[Stored dataset items]
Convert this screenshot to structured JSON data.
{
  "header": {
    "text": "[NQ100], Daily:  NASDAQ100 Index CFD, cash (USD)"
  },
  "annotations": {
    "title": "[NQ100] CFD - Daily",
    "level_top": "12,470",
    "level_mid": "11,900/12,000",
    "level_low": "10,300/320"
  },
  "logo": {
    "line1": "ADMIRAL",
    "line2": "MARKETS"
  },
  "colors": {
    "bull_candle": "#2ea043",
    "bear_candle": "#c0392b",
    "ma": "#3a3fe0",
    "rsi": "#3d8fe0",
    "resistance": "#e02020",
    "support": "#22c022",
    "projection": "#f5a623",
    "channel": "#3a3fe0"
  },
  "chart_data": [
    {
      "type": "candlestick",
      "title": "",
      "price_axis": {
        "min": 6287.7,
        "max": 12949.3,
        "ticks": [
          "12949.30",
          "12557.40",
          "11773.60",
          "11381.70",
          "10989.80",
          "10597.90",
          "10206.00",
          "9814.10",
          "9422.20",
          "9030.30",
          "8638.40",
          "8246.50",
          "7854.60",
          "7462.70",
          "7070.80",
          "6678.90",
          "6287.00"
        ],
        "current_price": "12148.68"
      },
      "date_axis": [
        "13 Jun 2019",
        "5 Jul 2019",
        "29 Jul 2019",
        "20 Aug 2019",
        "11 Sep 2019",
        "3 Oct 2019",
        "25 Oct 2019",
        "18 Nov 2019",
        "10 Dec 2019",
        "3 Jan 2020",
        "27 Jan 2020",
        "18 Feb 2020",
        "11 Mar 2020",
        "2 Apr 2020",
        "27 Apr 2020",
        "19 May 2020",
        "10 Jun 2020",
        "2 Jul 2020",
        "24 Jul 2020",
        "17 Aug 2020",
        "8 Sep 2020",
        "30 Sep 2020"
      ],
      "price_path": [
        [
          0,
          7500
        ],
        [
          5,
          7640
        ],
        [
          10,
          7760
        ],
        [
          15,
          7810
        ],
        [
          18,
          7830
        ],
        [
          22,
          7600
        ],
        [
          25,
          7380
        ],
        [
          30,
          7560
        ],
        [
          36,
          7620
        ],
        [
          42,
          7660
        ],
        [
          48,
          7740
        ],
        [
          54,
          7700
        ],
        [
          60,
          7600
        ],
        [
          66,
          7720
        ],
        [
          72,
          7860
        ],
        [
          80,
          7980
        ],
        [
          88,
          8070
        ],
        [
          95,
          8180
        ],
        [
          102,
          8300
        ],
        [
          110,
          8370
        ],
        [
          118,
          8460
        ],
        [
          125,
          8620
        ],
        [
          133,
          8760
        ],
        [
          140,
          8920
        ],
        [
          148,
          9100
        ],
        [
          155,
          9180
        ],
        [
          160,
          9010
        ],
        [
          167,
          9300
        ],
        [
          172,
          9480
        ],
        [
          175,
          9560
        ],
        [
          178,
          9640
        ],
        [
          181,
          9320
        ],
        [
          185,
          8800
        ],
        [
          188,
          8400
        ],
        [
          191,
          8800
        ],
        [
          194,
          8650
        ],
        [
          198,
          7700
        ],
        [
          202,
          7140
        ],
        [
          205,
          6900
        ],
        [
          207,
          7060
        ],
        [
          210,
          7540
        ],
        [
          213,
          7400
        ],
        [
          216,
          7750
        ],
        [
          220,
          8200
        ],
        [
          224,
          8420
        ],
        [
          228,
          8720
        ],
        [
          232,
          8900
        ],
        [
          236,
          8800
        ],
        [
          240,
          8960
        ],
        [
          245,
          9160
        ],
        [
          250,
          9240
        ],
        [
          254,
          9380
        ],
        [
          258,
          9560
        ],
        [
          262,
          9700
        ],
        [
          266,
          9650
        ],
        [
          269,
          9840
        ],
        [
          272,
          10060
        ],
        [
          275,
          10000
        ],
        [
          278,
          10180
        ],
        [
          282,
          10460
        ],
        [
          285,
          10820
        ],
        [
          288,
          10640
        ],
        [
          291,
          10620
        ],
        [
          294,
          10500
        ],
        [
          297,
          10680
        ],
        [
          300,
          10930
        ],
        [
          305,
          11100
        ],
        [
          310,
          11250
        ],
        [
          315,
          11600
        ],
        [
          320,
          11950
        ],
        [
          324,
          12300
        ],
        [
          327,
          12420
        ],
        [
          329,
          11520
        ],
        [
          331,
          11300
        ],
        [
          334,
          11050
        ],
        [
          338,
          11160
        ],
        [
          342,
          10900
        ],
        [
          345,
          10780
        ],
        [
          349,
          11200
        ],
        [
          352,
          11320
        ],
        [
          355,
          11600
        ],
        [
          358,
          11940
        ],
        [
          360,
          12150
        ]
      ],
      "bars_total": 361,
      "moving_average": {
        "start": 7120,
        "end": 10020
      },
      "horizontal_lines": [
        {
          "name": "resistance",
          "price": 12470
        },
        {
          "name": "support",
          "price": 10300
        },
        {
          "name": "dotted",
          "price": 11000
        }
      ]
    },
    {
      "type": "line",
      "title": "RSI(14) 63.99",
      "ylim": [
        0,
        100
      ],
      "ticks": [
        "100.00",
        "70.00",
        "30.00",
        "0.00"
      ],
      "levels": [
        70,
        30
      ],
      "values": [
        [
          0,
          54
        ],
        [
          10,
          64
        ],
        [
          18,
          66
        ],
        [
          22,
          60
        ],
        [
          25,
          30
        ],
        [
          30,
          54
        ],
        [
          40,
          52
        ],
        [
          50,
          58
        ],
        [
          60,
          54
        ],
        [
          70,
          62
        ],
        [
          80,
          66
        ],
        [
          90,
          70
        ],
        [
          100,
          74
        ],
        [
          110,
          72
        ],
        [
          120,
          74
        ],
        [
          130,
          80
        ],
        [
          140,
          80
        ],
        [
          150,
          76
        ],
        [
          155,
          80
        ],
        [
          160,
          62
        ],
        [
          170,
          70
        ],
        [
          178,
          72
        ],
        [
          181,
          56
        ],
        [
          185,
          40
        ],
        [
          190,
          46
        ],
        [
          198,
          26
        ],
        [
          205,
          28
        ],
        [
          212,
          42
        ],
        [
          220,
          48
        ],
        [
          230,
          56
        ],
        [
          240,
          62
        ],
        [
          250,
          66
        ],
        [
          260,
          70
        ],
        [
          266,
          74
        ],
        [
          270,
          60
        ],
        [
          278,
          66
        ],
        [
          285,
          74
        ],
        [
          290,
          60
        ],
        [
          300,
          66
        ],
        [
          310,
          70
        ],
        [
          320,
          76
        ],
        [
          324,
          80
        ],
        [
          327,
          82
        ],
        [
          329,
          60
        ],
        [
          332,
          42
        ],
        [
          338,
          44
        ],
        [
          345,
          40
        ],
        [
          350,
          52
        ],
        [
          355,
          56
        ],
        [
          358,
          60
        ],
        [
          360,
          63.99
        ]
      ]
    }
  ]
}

● Short task: Type out all of the material again, word for word.

● Exercise output:
Convert this screenshot to structured JSON data.
{
  "header": {
    "text": "[NQ100], Daily:  NASDAQ100 Index CFD, cash (USD)"
  },
  "annotations": {
    "title": "[NQ100] CFD - Daily",
    "level_top": "12,470",
    "level_mid": "11,900/12,000",
    "level_low": "10,300/320"
  },
  "logo": {
    "line1": "ADMIRAL",
    "line2": "MARKETS"
  },
  "colors": {
    "bull_candle": "#2ea043",
    "bear_candle": "#c0392b",
    "ma": "#3a3fe0",
    "rsi": "#3d8fe0",
    "resistance": "#e02020",
    "support": "#22c022",
    "projection": "#f5a623",
    "channel": "#3a3fe0"
  },
  "chart_data": [
    {
      "type": "candlestick",
      "title": "",
      "price_axis": {
        "min": 6287.7,
        "max": 12949.3,
        "ticks": [
          "12949.30",
          "12557.40",
          "11773.60",
          "11381.70",
          "10989.80",
          "10597.90",
          "10206.00",
          "9814.10",
          "9422.20",
          "9030.30",
          "8638.40",
          "8246.50",
          "7854.60",
          "7462.70",
          "7070.80",
          "6678.90",
          "6287.00"
        ],
        "current_price": "12148.68"
      },
      "date_axis": [
        "13 Jun 2019",
        "5 Jul 2019",
        "29 Jul 2019",
        "20 Aug 2019",
        "11 Sep 2019",
        "3 Oct 2019",
        "25 Oct 2019",
        "18 Nov 2019",
        "10 Dec 2019",
        "3 Jan 2020",
        "27 Jan 2020",
        "18 Feb 2020",
        "11 Mar 2020",
        "2 Apr 2020",
        "27 Apr 2020",
        "19 May 2020",
        "10 Jun 2020",
        "2 Jul 2020",
        "24 Jul 2020",
        "17 Aug 2020",
        "8 Sep 2020",
        "30 Sep 2020"
      ],
      "price_path": [
        [
          0,
          7500
        ],
        [
          5,
          7640
        ],
        [
          10,
          7760
        ],
        [
          15,
          7810
        ],
        [
          18,
          7830
        ],
        [
          22,
          7600
        ],
        [
          25,
          7380
        ],
        [
          30,
          7560
        ],
        [
          36,
          7620
        ],
        [
          42,
          7660
        ],
        [
          48,
          7740
        ],
        [
          54,
          7700
        ],
        [
          60,
          7600
        ],
        [
          66,
          7720
        ],
        [
          72,
          7860
        ],
        [
          80,
          7980
        ],
        [
          88,
          8070
        ],
        [
          95,
          8180
        ],
        [
          102,
          8300
        ],
        [
          110,
          8370
        ],
        [
          118,
          8460
        ],
        [
          125,
          8620
        ],
        [
          133,
          8760
        ],
        [
          140,
          8920
        ],
        [
          148,
          9100
        ],
        [
          155,
          9180
        ],
        [
          160,
          9010
        ],
        [
          167,
          9300
        ],
        [
          172,
          9480
        ],
        [
          175,
          9560
        ],
        [
          178,
          9640
        ],
        [
          181,
          9320
        ],
        [
          185,
          8800
        ],
        [
          188,
          8400
        ],
        [
          191,
          8800
        ],
        [
          194,
          8650
        ],
        [
          198,
          7700
        ],
        [
          202,
          7140
        ],
        [
          205,
          6900
        ],
        [
          207,
          7060
        ],
        [
          210,
          7540
        ],
        [
          213,
          7400
        ],
        [
          216,
          7750
        ],
        [
          220,
          8200
        ],
        [
          224,
          8420
        ],
        [
          228,
          8720
        ],
        [
          232,
          8900
        ],
        [
          236,
          8800
        ],
        [
          240,
          8960
        ],
        [
          245,
          9160
        ],
        [
          250,
          9240
        ],
        [
          254,
          9380
        ],
        [
          258,
          9560
        ],
        [
          262,
          9700
        ],
        [
          266,
          9650
        ],
        [
          269,
          9840
        ],
        [
          272,
          10060
        ],
        [
          275,
          10000
        ],
        [
          278,
          10180
        ],
        [
          282,
          10460
        ],
        [
          285,
          10820
        ],
        [
          288,
          10640
        ],
        [
          291,
          10620
        ],
        [
          294,
          10500
        ],
        [
          297,
          10680
        ],
        [
          300,
          10930
        ],
        [
          305,
          11100
        ],
        [
          310,
          11250
        ],
        [
          315,
          11600
        ],
        [
          320,
          11950
        ],
        [
          324,
          12300
        ],
        [
          327,
          12420
        ],
        [
          329,
          11520
        ],
        [
          331,
          11300
        ],
        [
          334,
          11050
        ],
        [
          338,
          11160
        ],
        [
          342,
          10900
        ],
        [
          345,
          10780
        ],
        [
          349,
          11200
        ],
        [
          352,
          11320
        ],
        [
          355,
          11600
        ],
        [
          358,
          11940
        ],
        [
          360,
          12150
        ]
      ],
      "bars_total": 361,
      "moving_average": {
        "start": 7120,
        "end": 10020
      },
      "horizontal_lines": [
        {
          "name": "resistance",
          "price": 12470
        },
        {
          "name": "support",
          "price": 10300
        },
        {
          "name": "dotted",
          "price": 11000
        }
      ]
    },
    {
      "type": "line",
      "title": "RSI(14) 63.99",
      "ylim": [
        0,
        100
      ],
      "ticks": [
        "100.00",
        "70.00",
        "30.00",
        "0.00"
      ],
      "levels": [
        70,
        30
      ],
      "values": [
        [
          0,
          54
        ],
        [
          10,
          64
        ],
        [
          18,
          66
        ],
        [
          22,
          60
        ],
        [
          25,
          30
        ],
        [
          30,
          54
        ],
        [
          40,
          52
        ],
        [
          50,
          58
        ],
        [
          60,
          54
        ],
        [
          70,
          62
        ],
        [
          80,
          66
        ],
        [
          90,
          70
        ],
        [
          100,
          74
        ],
        [
          110,
          72
        ],
        [
          120,
          74
        ],
        [
          130,
          80
        ],
        [
          140,
          80
        ],
        [
          150,
          76
        ],
        [
          155,
          80
        ],
        [
          160,
          62
        ],
        [
          170,
          70
        ],
        [
          178,
          72
        ],
        [
          181,
          56
        ],
        [
          185,
          40
        ],
        [
          190,
          46
        ],
        [
          198,
          26
        ],
        [
          205,
          28
        ],
        [
          212,
          42
        ],
        [
          220,
          48
        ],
        [
          230,
          56
        ],
        [
          240,
          62
        ],
        [
          250,
          66
        ],
        [
          260,
          70
        ],
        [
          266,
          74
        ],
        [
          270,
          60
        ],
        [
          278,
          66
        ],
        [
          285,
          74
        ],
        [
          290,
          60
        ],
        [
          300,
          66
        ],
        [
          310,
          70
        ],
        [
          320,
          76
        ],
        [
          324,
          80
        ],
        [
          327,
          82
        ],
        [
          329,
          60
        ],
        [
          332,
          42
        ],
        [
          338,
          44
        ],
        [
          345,
          40
        ],
        [
          350,
          52
        ],
        [
          355,
          56
        ],
        [
          358,
          60
        ],
        [
          360,
          63.99
        ]
      ]
    }
  ]
}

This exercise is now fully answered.